[Data entries]
<<<<
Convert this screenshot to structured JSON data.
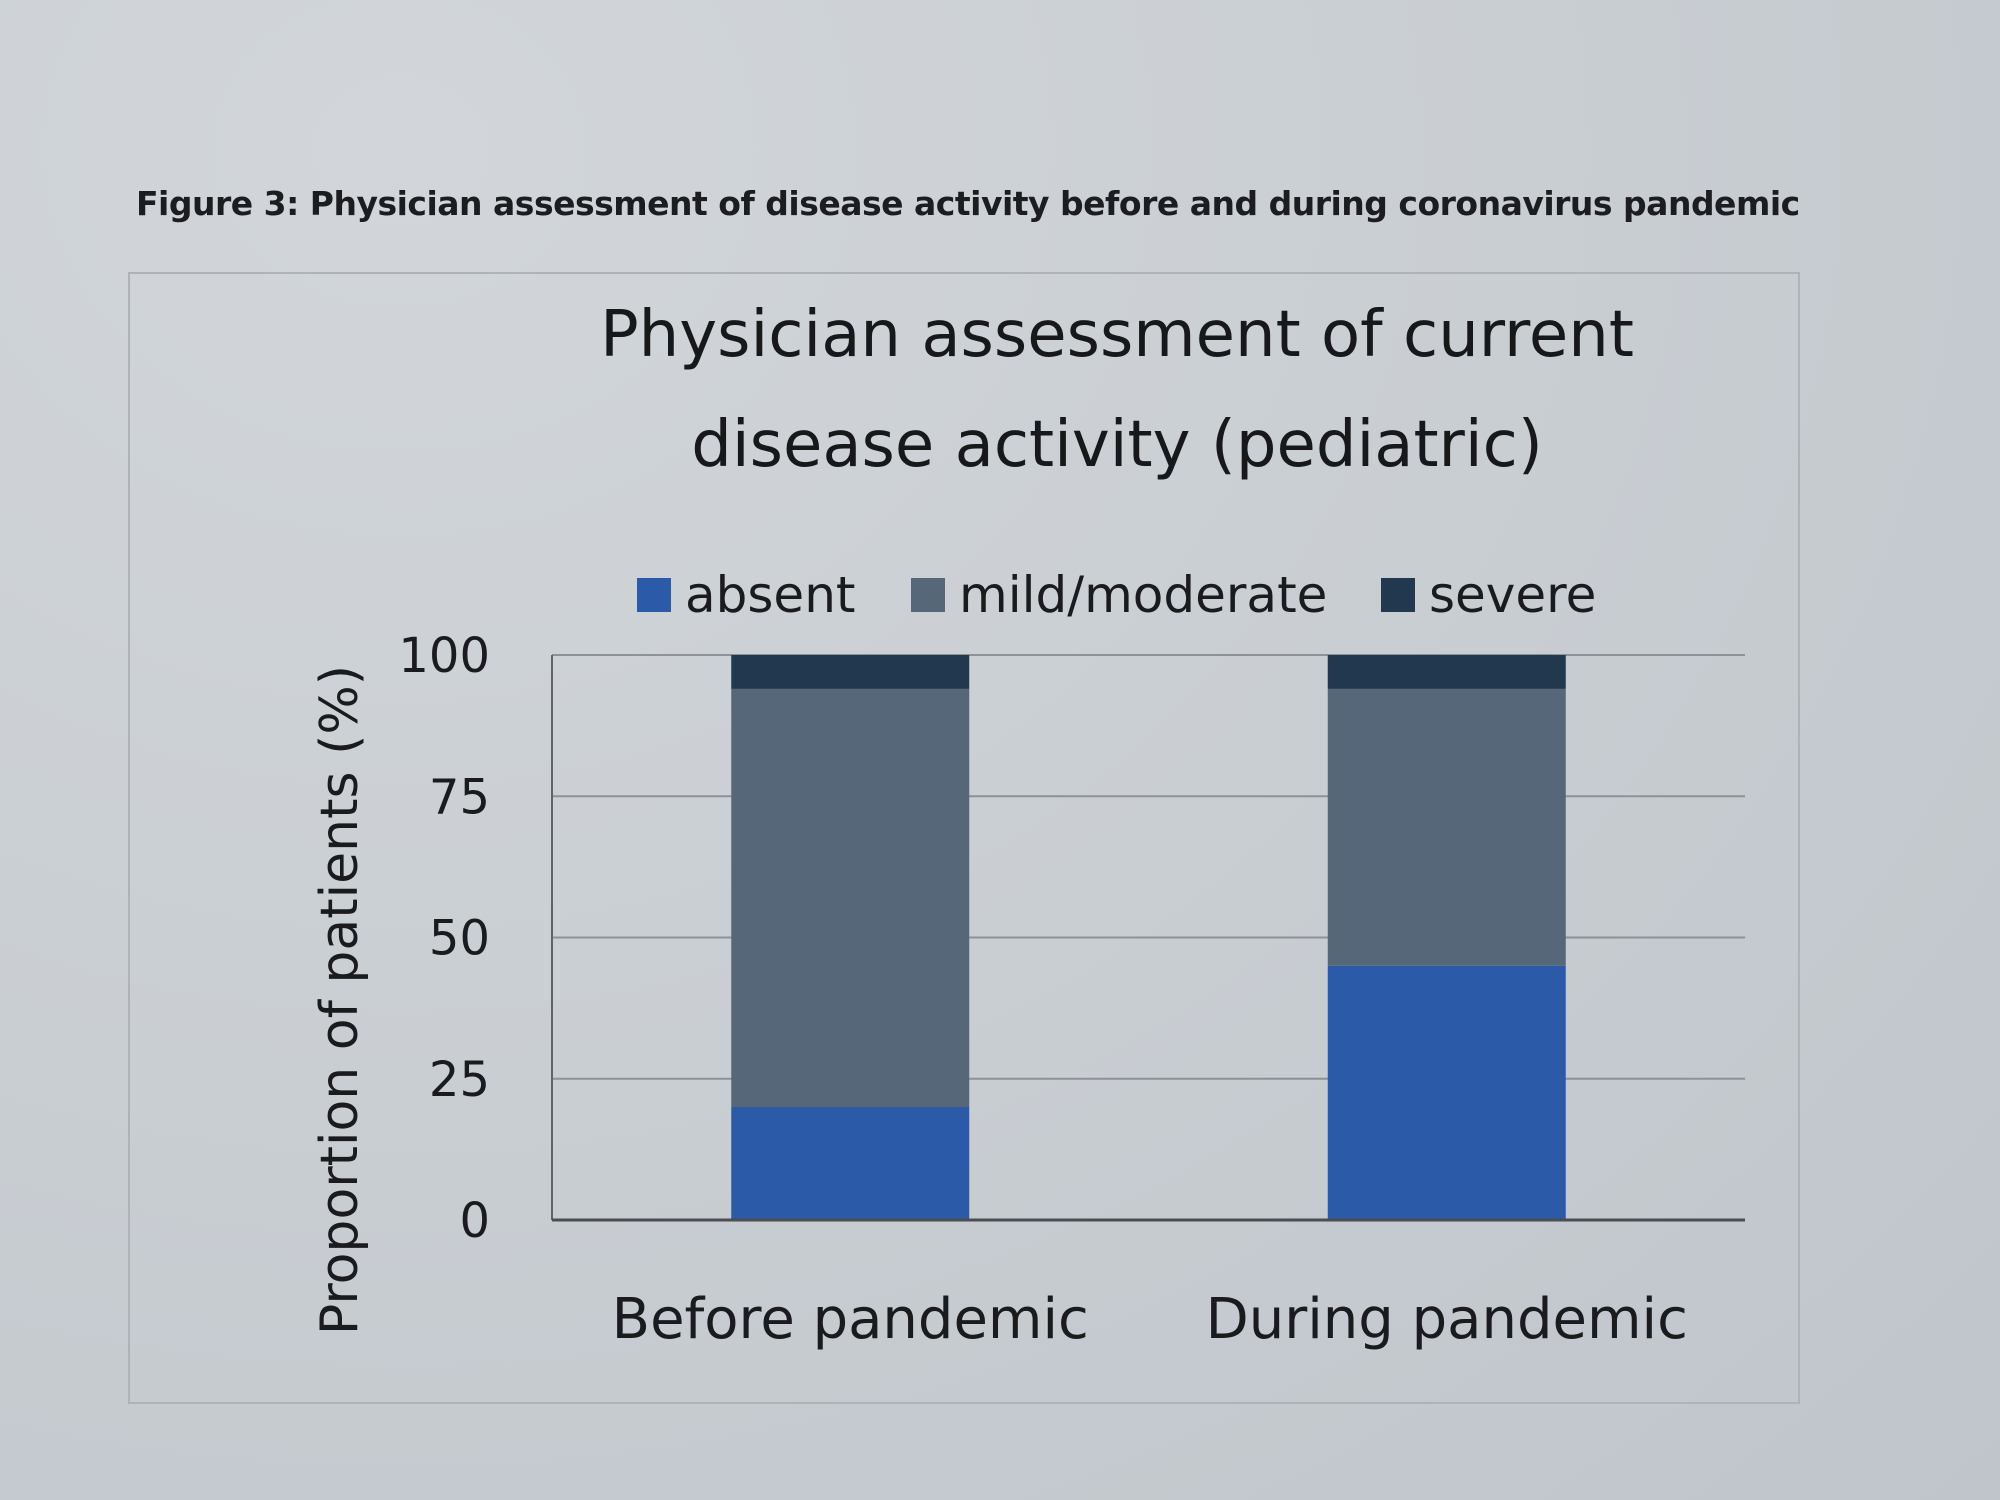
{
  "figure_caption": "Figure 3: Physician assessment of disease activity before and during coronavirus pandemic",
  "chart_data": {
    "type": "bar",
    "stacked": true,
    "title_lines": [
      "Physician assessment of current",
      "disease activity (pediatric)"
    ],
    "categories": [
      "Before pandemic",
      "During pandemic"
    ],
    "series": [
      {
        "name": "absent",
        "values": [
          20,
          45
        ],
        "color": "#2a5aa8"
      },
      {
        "name": "mild/moderate",
        "values": [
          74,
          49
        ],
        "color": "#56677a"
      },
      {
        "name": "severe",
        "values": [
          6,
          6
        ],
        "color": "#22384f"
      }
    ],
    "xlabel": "",
    "ylabel": "Proportion of patients (%)",
    "ylim": [
      0,
      100
    ],
    "yticks": [
      "0",
      "25",
      "50",
      "75",
      "100"
    ],
    "grid": true,
    "legend_position": "top"
  }
}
>>>>
* _DESCRIPTION OF THE TASK_: Leave the pictures out. Repeat every entry above exactly.

* _RESPONSE BELOW_:
Convert this screenshot to structured JSON data.
{
  "figure_caption": "Figure 3: Physician assessment of disease activity before and during coronavirus pandemic",
  "chart_data": {
    "type": "bar",
    "stacked": true,
    "title_lines": [
      "Physician assessment of current",
      "disease activity (pediatric)"
    ],
    "categories": [
      "Before pandemic",
      "During pandemic"
    ],
    "series": [
      {
        "name": "absent",
        "values": [
          20,
          45
        ],
        "color": "#2a5aa8"
      },
      {
        "name": "mild/moderate",
        "values": [
          74,
          49
        ],
        "color": "#56677a"
      },
      {
        "name": "severe",
        "values": [
          6,
          6
        ],
        "color": "#22384f"
      }
    ],
    "xlabel": "",
    "ylabel": "Proportion of patients (%)",
    "ylim": [
      0,
      100
    ],
    "yticks": [
      "0",
      "25",
      "50",
      "75",
      "100"
    ],
    "grid": true,
    "legend_position": "top"
  }
}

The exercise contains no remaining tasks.